§ JOB
Type out the material below exactly.

--

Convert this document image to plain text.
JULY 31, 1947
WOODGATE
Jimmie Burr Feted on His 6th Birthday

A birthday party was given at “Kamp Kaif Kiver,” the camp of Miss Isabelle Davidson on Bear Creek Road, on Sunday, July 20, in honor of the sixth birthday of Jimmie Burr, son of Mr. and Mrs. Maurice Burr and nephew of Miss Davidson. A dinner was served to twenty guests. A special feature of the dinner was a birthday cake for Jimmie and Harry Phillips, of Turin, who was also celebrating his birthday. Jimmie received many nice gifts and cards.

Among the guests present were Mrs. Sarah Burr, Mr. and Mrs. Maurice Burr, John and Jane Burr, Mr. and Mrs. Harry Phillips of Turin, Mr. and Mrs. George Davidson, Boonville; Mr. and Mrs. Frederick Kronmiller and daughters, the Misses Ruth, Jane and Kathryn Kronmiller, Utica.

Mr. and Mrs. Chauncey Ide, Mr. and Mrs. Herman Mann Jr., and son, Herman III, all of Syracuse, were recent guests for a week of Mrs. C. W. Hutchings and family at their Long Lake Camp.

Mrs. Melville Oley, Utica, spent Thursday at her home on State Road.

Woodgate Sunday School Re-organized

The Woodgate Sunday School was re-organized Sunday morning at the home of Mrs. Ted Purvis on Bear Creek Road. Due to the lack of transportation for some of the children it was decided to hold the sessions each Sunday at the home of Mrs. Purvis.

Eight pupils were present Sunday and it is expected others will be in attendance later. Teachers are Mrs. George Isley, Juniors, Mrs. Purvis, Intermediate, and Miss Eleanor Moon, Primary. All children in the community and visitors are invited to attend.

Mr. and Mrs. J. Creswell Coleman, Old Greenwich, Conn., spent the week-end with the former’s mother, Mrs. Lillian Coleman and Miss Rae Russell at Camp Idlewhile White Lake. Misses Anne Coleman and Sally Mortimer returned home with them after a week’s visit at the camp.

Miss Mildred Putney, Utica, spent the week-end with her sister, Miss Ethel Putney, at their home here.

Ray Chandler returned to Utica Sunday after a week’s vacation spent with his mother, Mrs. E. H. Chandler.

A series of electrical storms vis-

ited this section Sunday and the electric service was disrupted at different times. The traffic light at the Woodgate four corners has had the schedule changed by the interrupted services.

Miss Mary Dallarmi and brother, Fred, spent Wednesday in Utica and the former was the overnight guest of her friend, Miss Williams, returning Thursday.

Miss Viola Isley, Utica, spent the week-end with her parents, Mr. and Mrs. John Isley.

--

§ COMPLETE RESPONSE
Convert this document image to plain text.
JULY 31, 1947
WOODGATE
Jimmie Burr Feted on His 6th Birthday

A birthday party was given at “Kamp Kaif Kiver,” the camp of Miss Isabelle Davidson on Bear Creek Road, on Sunday, July 20, in honor of the sixth birthday of Jimmie Burr, son of Mr. and Mrs. Maurice Burr and nephew of Miss Davidson. A dinner was served to twenty guests. A special feature of the dinner was a birthday cake for Jimmie and Harry Phillips, of Turin, who was also celebrating his birthday. Jimmie received many nice gifts and cards.

Among the guests present were Mrs. Sarah Burr, Mr. and Mrs. Maurice Burr, John and Jane Burr, Mr. and Mrs. Harry Phillips of Turin, Mr. and Mrs. George Davidson, Boonville; Mr. and Mrs. Frederick Kronmiller and daughters, the Misses Ruth, Jane and Kathryn Kronmiller, Utica.

Mr. and Mrs. Chauncey Ide, Mr. and Mrs. Herman Mann Jr., and son, Herman III, all of Syracuse, were recent guests for a week of Mrs. C. W. Hutchings and family at their Long Lake Camp.

Mrs. Melville Oley, Utica, spent Thursday at her home on State Road.

Woodgate Sunday School Re-organized

The Woodgate Sunday School was re-organized Sunday morning at the home of Mrs. Ted Purvis on Bear Creek Road. Due to the lack of transportation for some of the children it was decided to hold the sessions each Sunday at the home of Mrs. Purvis.

Eight pupils were present Sunday and it is expected others will be in attendance later. Teachers are Mrs. George Isley, Juniors, Mrs. Purvis, Intermediate, and Miss Eleanor Moon, Primary. All children in the community and visitors are invited to attend.

Mr. and Mrs. J. Creswell Coleman, Old Greenwich, Conn., spent the week-end with the former’s mother, Mrs. Lillian Coleman and Miss Rae Russell at Camp Idlewhile White Lake. Misses Anne Coleman and Sally Mortimer returned home with them after a week’s visit at the camp.

Miss Mildred Putney, Utica, spent the week-end with her sister, Miss Ethel Putney, at their home here.

Ray Chandler returned to Utica Sunday after a week’s vacation spent with his mother, Mrs. E. H. Chandler.

A series of electrical storms vis-

ited this section Sunday and the electric service was disrupted at different times. The traffic light at the Woodgate four corners has had the schedule changed by the interrupted services.

Miss Mary Dallarmi and brother, Fred, spent Wednesday in Utica and the former was the overnight guest of her friend, Miss Williams, returning Thursday.

Miss Viola Isley, Utica, spent the week-end with her parents, Mr. and Mrs. John Isley.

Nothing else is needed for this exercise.